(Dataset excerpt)
<<<<

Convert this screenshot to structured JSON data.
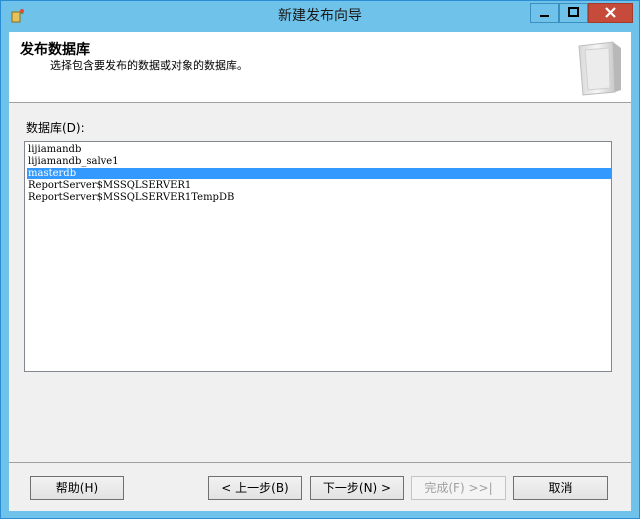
{
  "window": {
    "title": "新建发布向导"
  },
  "header": {
    "title": "发布数据库",
    "subtitle": "选择包含要发布的数据或对象的数据库。"
  },
  "database_label": "数据库(D):",
  "databases": [
    {
      "name": "lijiamandb",
      "selected": false
    },
    {
      "name": "lijiamandb_salve1",
      "selected": false
    },
    {
      "name": "masterdb",
      "selected": true
    },
    {
      "name": "ReportServer$MSSQLSERVER1",
      "selected": false
    },
    {
      "name": "ReportServer$MSSQLSERVER1TempDB",
      "selected": false
    }
  ],
  "buttons": {
    "help": "帮助(H)",
    "back": "< 上一步(B)",
    "next": "下一步(N) >",
    "finish": "完成(F) >>|",
    "cancel": "取消"
  },
  "colors": {
    "titlebar": "#6fc3ea",
    "selection": "#3399ff",
    "close_button": "#c74b3a"
  },
  "icons": [
    "wizard-app-icon",
    "minimize-icon",
    "maximize-icon",
    "close-icon",
    "publication-icon"
  ]
}
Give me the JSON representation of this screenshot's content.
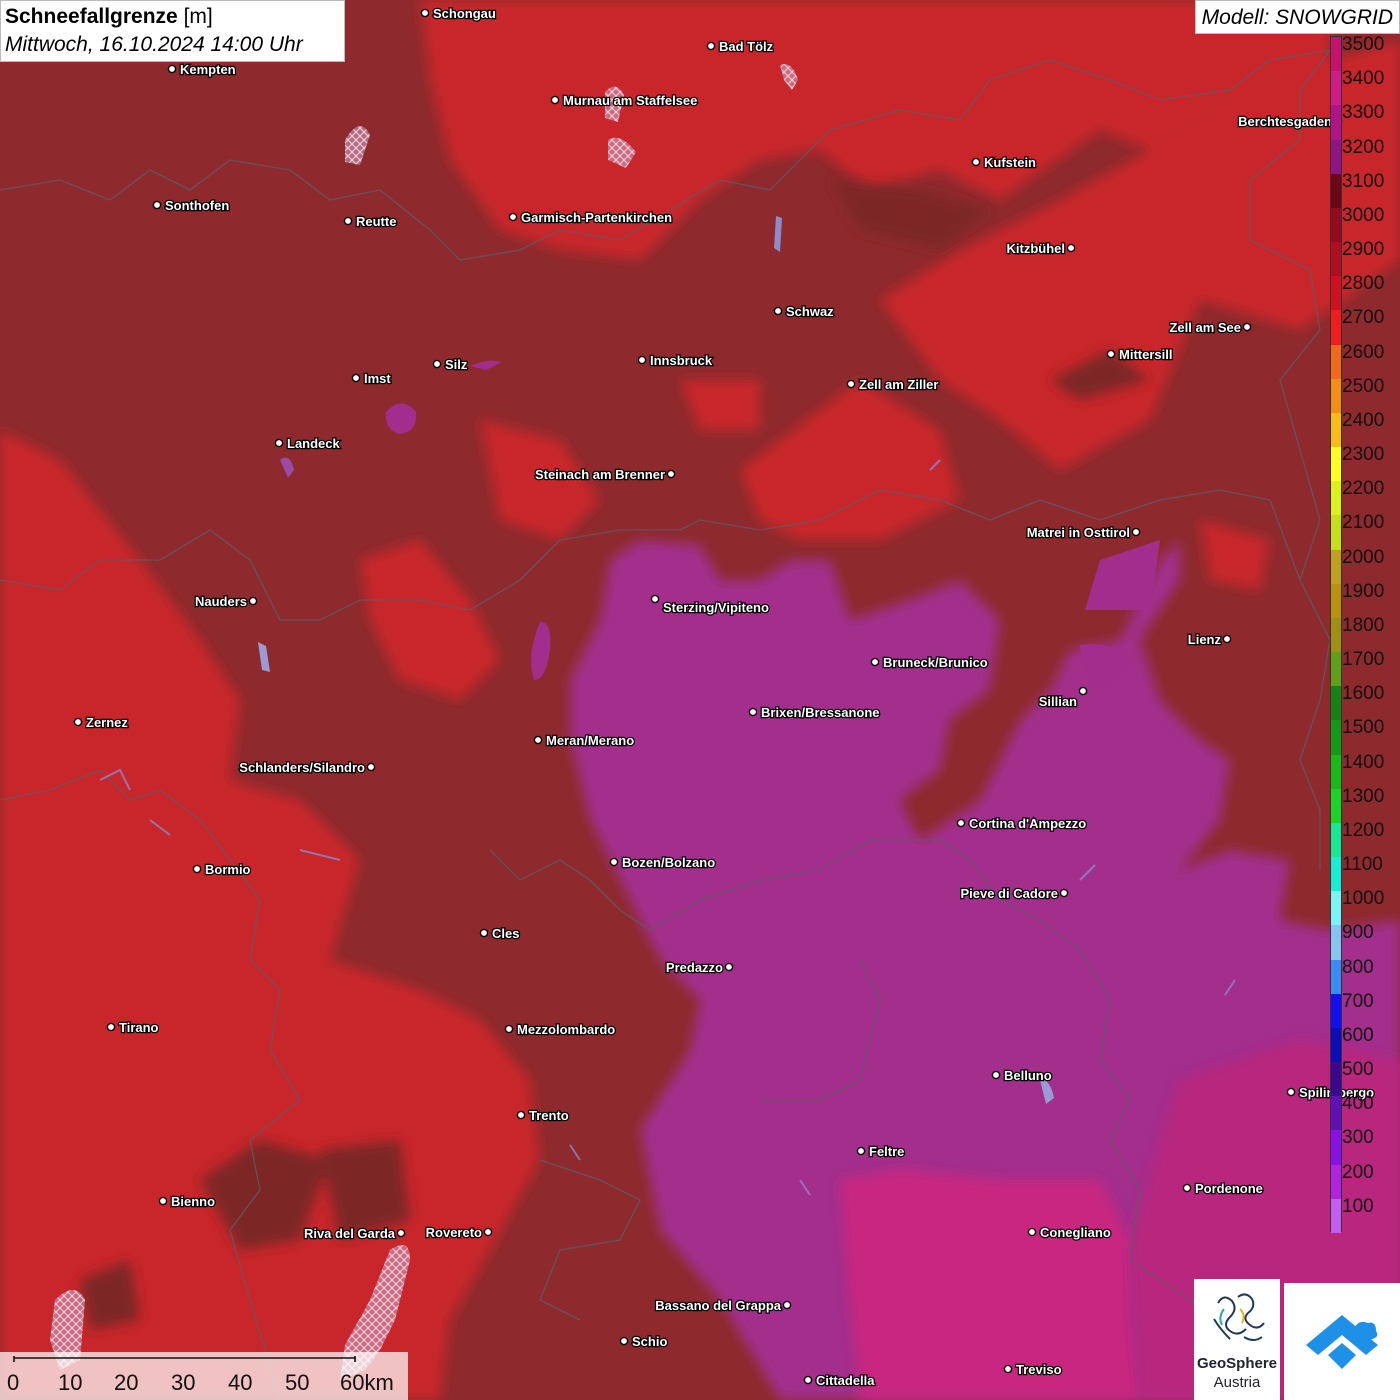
{
  "header": {
    "title_bold": "Schneefallgrenze",
    "title_unit": "[m]",
    "datetime": "Mittwoch, 16.10.2024 14:00 Uhr"
  },
  "model_label": "Modell: SNOWGRID",
  "legend": {
    "labels": [
      "3500",
      "3400",
      "3300",
      "3200",
      "3100",
      "3000",
      "2900",
      "2800",
      "2700",
      "2600",
      "2500",
      "2400",
      "2300",
      "2200",
      "2100",
      "2000",
      "1900",
      "1800",
      "1700",
      "1600",
      "1500",
      "1400",
      "1300",
      "1200",
      "1100",
      "1000",
      "900",
      "800",
      "700",
      "600",
      "500",
      "400",
      "300",
      "200",
      "100"
    ],
    "colors": [
      "#c8116f",
      "#d01c86",
      "#b01488",
      "#8f1484",
      "#6e0618",
      "#950a1c",
      "#b00d1e",
      "#d0101f",
      "#f21c1c",
      "#f2691b",
      "#f58e13",
      "#f9bc16",
      "#ffff1f",
      "#dcf01a",
      "#c4de1a",
      "#c0a020",
      "#b8910e",
      "#a09012",
      "#60a018",
      "#188218",
      "#159a15",
      "#1ab818",
      "#1ad428",
      "#18e896",
      "#18ecd4",
      "#78f4f4",
      "#88c4f2",
      "#3a8cf2",
      "#1010f0",
      "#0c0cb8",
      "#3c0890",
      "#6010b8",
      "#8a10e8",
      "#b024e0",
      "#c45ef2"
    ]
  },
  "cities": [
    {
      "name": "Schongau",
      "dot": [
        425,
        13
      ],
      "side": "r"
    },
    {
      "name": "Bad Tölz",
      "dot": [
        711,
        46
      ],
      "side": "r"
    },
    {
      "name": "Kempten",
      "dot": [
        172,
        69
      ],
      "side": "r"
    },
    {
      "name": "Murnau am Staffelsee",
      "dot": [
        555,
        100
      ],
      "side": "r"
    },
    {
      "name": "Berchtesgaden",
      "dot": [
        1338,
        121
      ],
      "side": "l"
    },
    {
      "name": "Kufstein",
      "dot": [
        976,
        162
      ],
      "side": "r"
    },
    {
      "name": "Sonthofen",
      "dot": [
        157,
        205
      ],
      "side": "r"
    },
    {
      "name": "Reutte",
      "dot": [
        348,
        221
      ],
      "side": "r"
    },
    {
      "name": "Garmisch-Partenkirchen",
      "dot": [
        513,
        217
      ],
      "side": "r"
    },
    {
      "name": "Kitzbühel",
      "dot": [
        1071,
        248
      ],
      "side": "l"
    },
    {
      "name": "Schwaz",
      "dot": [
        778,
        311
      ],
      "side": "r"
    },
    {
      "name": "Zell am See",
      "dot": [
        1247,
        327
      ],
      "side": "l"
    },
    {
      "name": "Mittersill",
      "dot": [
        1111,
        354
      ],
      "side": "r"
    },
    {
      "name": "Innsbruck",
      "dot": [
        642,
        360
      ],
      "side": "r"
    },
    {
      "name": "Silz",
      "dot": [
        437,
        364
      ],
      "side": "r"
    },
    {
      "name": "Imst",
      "dot": [
        356,
        378
      ],
      "side": "r"
    },
    {
      "name": "Zell am Ziller",
      "dot": [
        851,
        384
      ],
      "side": "r"
    },
    {
      "name": "Landeck",
      "dot": [
        279,
        443
      ],
      "side": "r"
    },
    {
      "name": "Steinach am Brenner",
      "dot": [
        671,
        474
      ],
      "side": "l"
    },
    {
      "name": "Matrei in Osttirol",
      "dot": [
        1136,
        532
      ],
      "side": "l"
    },
    {
      "name": "Nauders",
      "dot": [
        253,
        601
      ],
      "side": "l"
    },
    {
      "name": "Sterzing/Vipiteno",
      "dot": [
        655,
        599
      ],
      "side": "rb"
    },
    {
      "name": "Lienz",
      "dot": [
        1227,
        639
      ],
      "side": "l"
    },
    {
      "name": "Bruneck/Brunico",
      "dot": [
        875,
        662
      ],
      "side": "r"
    },
    {
      "name": "Sillian",
      "dot": [
        1083,
        691
      ],
      "side": "lb"
    },
    {
      "name": "Brixen/Bressanone",
      "dot": [
        753,
        712
      ],
      "side": "r"
    },
    {
      "name": "Zernez",
      "dot": [
        78,
        722
      ],
      "side": "r"
    },
    {
      "name": "Meran/Merano",
      "dot": [
        538,
        740
      ],
      "side": "r"
    },
    {
      "name": "Schlanders/Silandro",
      "dot": [
        371,
        767
      ],
      "side": "l"
    },
    {
      "name": "Cortina d'Ampezzo",
      "dot": [
        961,
        823
      ],
      "side": "r"
    },
    {
      "name": "Bozen/Bolzano",
      "dot": [
        614,
        862
      ],
      "side": "r"
    },
    {
      "name": "Bormio",
      "dot": [
        197,
        869
      ],
      "side": "r"
    },
    {
      "name": "Pieve di Cadore",
      "dot": [
        1064,
        893
      ],
      "side": "l"
    },
    {
      "name": "Cles",
      "dot": [
        484,
        933
      ],
      "side": "r"
    },
    {
      "name": "Predazzo",
      "dot": [
        729,
        967
      ],
      "side": "l"
    },
    {
      "name": "Tirano",
      "dot": [
        111,
        1027
      ],
      "side": "r"
    },
    {
      "name": "Mezzolombardo",
      "dot": [
        509,
        1029
      ],
      "side": "r"
    },
    {
      "name": "Belluno",
      "dot": [
        996,
        1075
      ],
      "side": "r"
    },
    {
      "name": "Spilimbergo",
      "dot": [
        1291,
        1092
      ],
      "side": "r"
    },
    {
      "name": "Trento",
      "dot": [
        521,
        1115
      ],
      "side": "r"
    },
    {
      "name": "Feltre",
      "dot": [
        861,
        1151
      ],
      "side": "r"
    },
    {
      "name": "Pordenone",
      "dot": [
        1187,
        1188
      ],
      "side": "r"
    },
    {
      "name": "Bienno",
      "dot": [
        163,
        1201
      ],
      "side": "r"
    },
    {
      "name": "Riva del Garda",
      "dot": [
        401,
        1233
      ],
      "side": "l"
    },
    {
      "name": "Rovereto",
      "dot": [
        488,
        1232
      ],
      "side": "l"
    },
    {
      "name": "Conegliano",
      "dot": [
        1032,
        1232
      ],
      "side": "r"
    },
    {
      "name": "Bassano del Grappa",
      "dot": [
        787,
        1305
      ],
      "side": "l"
    },
    {
      "name": "Schio",
      "dot": [
        624,
        1341
      ],
      "side": "r"
    },
    {
      "name": "Treviso",
      "dot": [
        1008,
        1369
      ],
      "side": "r"
    },
    {
      "name": "Cittadella",
      "dot": [
        808,
        1380
      ],
      "side": "r"
    }
  ],
  "scale_bar": {
    "labels": [
      "0",
      "10",
      "20",
      "30",
      "40",
      "50",
      "60km"
    ]
  },
  "logos": {
    "geosphere_line1": "GeoSphere",
    "geosphere_line2": "Austria"
  }
}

>>>>

Whenever "JSON" turns up in a line, pick that line out.

Convert this screenshot to structured JSON data.
Give me the JSON representation of this screenshot's content.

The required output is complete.